§ **Written exercise**:
Omit the images, then output each of the records below exactly.

--- BEGIN ---

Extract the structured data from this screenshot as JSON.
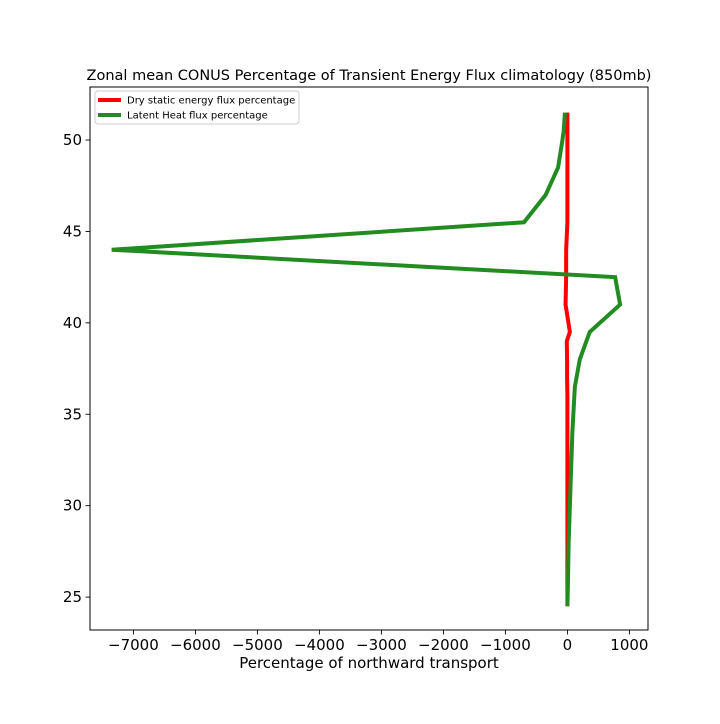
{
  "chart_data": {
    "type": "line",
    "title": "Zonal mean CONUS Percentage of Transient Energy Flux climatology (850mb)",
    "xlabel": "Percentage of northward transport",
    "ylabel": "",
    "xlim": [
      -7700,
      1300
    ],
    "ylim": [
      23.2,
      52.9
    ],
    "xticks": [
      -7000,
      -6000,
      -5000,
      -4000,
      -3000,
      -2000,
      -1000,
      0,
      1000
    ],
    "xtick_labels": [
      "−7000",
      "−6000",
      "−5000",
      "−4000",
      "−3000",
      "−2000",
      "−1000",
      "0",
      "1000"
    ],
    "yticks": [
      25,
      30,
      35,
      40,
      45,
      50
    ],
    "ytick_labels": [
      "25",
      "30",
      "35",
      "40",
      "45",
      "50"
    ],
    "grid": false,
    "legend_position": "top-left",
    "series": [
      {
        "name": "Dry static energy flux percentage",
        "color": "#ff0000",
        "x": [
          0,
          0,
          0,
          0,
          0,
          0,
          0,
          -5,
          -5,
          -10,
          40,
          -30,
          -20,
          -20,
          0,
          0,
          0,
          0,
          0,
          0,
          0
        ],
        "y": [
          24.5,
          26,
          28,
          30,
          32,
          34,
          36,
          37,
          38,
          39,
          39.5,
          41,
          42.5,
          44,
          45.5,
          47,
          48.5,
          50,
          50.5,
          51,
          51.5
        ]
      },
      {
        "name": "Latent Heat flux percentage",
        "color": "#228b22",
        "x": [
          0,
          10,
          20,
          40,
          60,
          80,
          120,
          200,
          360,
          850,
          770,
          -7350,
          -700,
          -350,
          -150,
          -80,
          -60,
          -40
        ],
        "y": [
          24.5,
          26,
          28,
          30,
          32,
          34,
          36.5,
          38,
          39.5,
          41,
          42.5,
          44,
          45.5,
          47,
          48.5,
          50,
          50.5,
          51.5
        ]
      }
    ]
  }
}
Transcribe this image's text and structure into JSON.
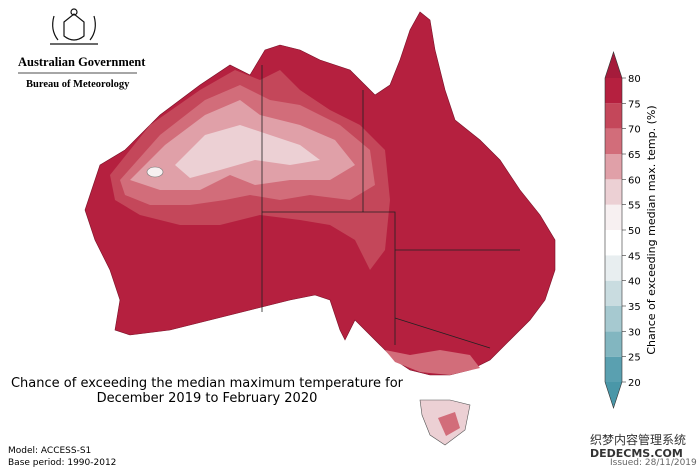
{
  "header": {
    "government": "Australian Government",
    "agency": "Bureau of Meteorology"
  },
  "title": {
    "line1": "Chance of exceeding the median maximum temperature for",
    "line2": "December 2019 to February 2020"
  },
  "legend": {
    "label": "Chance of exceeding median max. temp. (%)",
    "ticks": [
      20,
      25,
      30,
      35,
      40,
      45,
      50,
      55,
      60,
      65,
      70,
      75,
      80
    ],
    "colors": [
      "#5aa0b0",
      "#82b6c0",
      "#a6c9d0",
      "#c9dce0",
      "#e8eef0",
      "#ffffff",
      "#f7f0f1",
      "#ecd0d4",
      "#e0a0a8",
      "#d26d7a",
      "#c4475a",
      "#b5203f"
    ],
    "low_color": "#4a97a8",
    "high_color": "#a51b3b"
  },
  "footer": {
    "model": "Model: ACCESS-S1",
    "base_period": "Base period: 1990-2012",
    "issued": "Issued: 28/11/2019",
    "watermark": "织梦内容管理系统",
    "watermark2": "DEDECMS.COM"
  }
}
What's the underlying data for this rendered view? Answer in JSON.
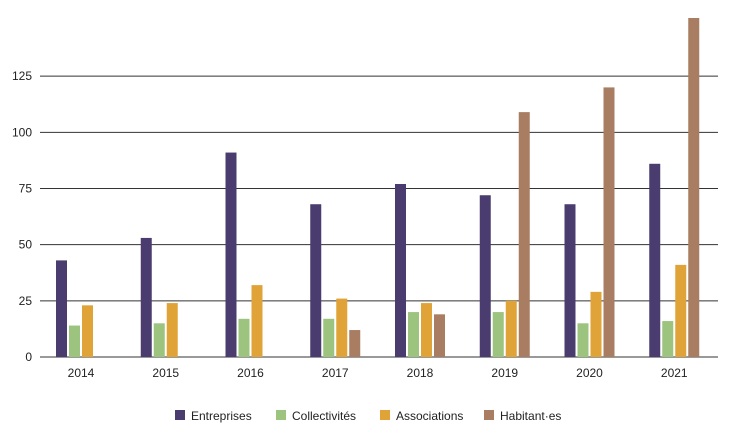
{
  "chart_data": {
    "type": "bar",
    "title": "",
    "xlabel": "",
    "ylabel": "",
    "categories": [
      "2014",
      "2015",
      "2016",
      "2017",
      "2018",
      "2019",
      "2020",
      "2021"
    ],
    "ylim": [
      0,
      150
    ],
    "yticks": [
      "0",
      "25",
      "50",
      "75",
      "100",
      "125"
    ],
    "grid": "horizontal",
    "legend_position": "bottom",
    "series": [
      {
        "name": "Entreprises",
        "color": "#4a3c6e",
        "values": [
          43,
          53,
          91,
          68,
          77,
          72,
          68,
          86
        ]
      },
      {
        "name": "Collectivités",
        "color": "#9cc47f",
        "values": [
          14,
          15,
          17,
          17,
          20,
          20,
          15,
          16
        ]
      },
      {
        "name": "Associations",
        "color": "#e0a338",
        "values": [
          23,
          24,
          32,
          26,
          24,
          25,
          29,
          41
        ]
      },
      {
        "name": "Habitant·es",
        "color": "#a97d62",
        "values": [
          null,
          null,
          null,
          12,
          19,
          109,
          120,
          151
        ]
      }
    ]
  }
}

--- END ---

§ **Answer to this problem**:
Extract the structured data from this screenshot as JSON.
{
  "chart_data": {
    "type": "line",
    "title": "Zonal mean CONUS Percentage of Transient Energy Flux climatology (850mb)",
    "xlabel": "Percentage of northward transport",
    "ylabel": "",
    "xlim": [
      -7700,
      1300
    ],
    "ylim": [
      23.2,
      52.9
    ],
    "xticks": [
      -7000,
      -6000,
      -5000,
      -4000,
      -3000,
      -2000,
      -1000,
      0,
      1000
    ],
    "xtick_labels": [
      "−7000",
      "−6000",
      "−5000",
      "−4000",
      "−3000",
      "−2000",
      "−1000",
      "0",
      "1000"
    ],
    "yticks": [
      25,
      30,
      35,
      40,
      45,
      50
    ],
    "ytick_labels": [
      "25",
      "30",
      "35",
      "40",
      "45",
      "50"
    ],
    "grid": false,
    "legend_position": "top-left",
    "series": [
      {
        "name": "Dry static energy flux percentage",
        "color": "#ff0000",
        "x": [
          0,
          0,
          0,
          0,
          0,
          0,
          0,
          -5,
          -5,
          -10,
          40,
          -30,
          -20,
          -20,
          0,
          0,
          0,
          0,
          0,
          0,
          0
        ],
        "y": [
          24.5,
          26,
          28,
          30,
          32,
          34,
          36,
          37,
          38,
          39,
          39.5,
          41,
          42.5,
          44,
          45.5,
          47,
          48.5,
          50,
          50.5,
          51,
          51.5
        ]
      },
      {
        "name": "Latent Heat flux percentage",
        "color": "#228b22",
        "x": [
          0,
          10,
          20,
          40,
          60,
          80,
          120,
          200,
          360,
          850,
          770,
          -7350,
          -700,
          -350,
          -150,
          -80,
          -60,
          -40
        ],
        "y": [
          24.5,
          26,
          28,
          30,
          32,
          34,
          36.5,
          38,
          39.5,
          41,
          42.5,
          44,
          45.5,
          47,
          48.5,
          50,
          50.5,
          51.5
        ]
      }
    ]
  }
}
Transcribe this image's text and structure into JSON.
{
  "header": {
    "government": "Australian Government",
    "agency": "Bureau of Meteorology"
  },
  "title": {
    "line1": "Chance of exceeding the median maximum temperature for",
    "line2": "December 2019 to February 2020"
  },
  "legend": {
    "label": "Chance of exceeding median max. temp. (%)",
    "ticks": [
      20,
      25,
      30,
      35,
      40,
      45,
      50,
      55,
      60,
      65,
      70,
      75,
      80
    ],
    "colors": [
      "#5aa0b0",
      "#82b6c0",
      "#a6c9d0",
      "#c9dce0",
      "#e8eef0",
      "#ffffff",
      "#f7f0f1",
      "#ecd0d4",
      "#e0a0a8",
      "#d26d7a",
      "#c4475a",
      "#b5203f"
    ],
    "low_color": "#4a97a8",
    "high_color": "#a51b3b"
  },
  "footer": {
    "model": "Model: ACCESS-S1",
    "base_period": "Base period: 1990-2012",
    "issued": "Issued: 28/11/2019",
    "watermark": "织梦内容管理系统",
    "watermark2": "DEDECMS.COM"
  }
}
What's the underlying data for this rendered view? Answer in JSON.
{
  "chart_data": {
    "type": "bar",
    "title": "",
    "xlabel": "",
    "ylabel": "",
    "categories": [
      "2014",
      "2015",
      "2016",
      "2017",
      "2018",
      "2019",
      "2020",
      "2021"
    ],
    "ylim": [
      0,
      150
    ],
    "yticks": [
      "0",
      "25",
      "50",
      "75",
      "100",
      "125"
    ],
    "grid": "horizontal",
    "legend_position": "bottom",
    "series": [
      {
        "name": "Entreprises",
        "color": "#4a3c6e",
        "values": [
          43,
          53,
          91,
          68,
          77,
          72,
          68,
          86
        ]
      },
      {
        "name": "Collectivités",
        "color": "#9cc47f",
        "values": [
          14,
          15,
          17,
          17,
          20,
          20,
          15,
          16
        ]
      },
      {
        "name": "Associations",
        "color": "#e0a338",
        "values": [
          23,
          24,
          32,
          26,
          24,
          25,
          29,
          41
        ]
      },
      {
        "name": "Habitant·es",
        "color": "#a97d62",
        "values": [
          null,
          null,
          null,
          12,
          19,
          109,
          120,
          151
        ]
      }
    ]
  }
}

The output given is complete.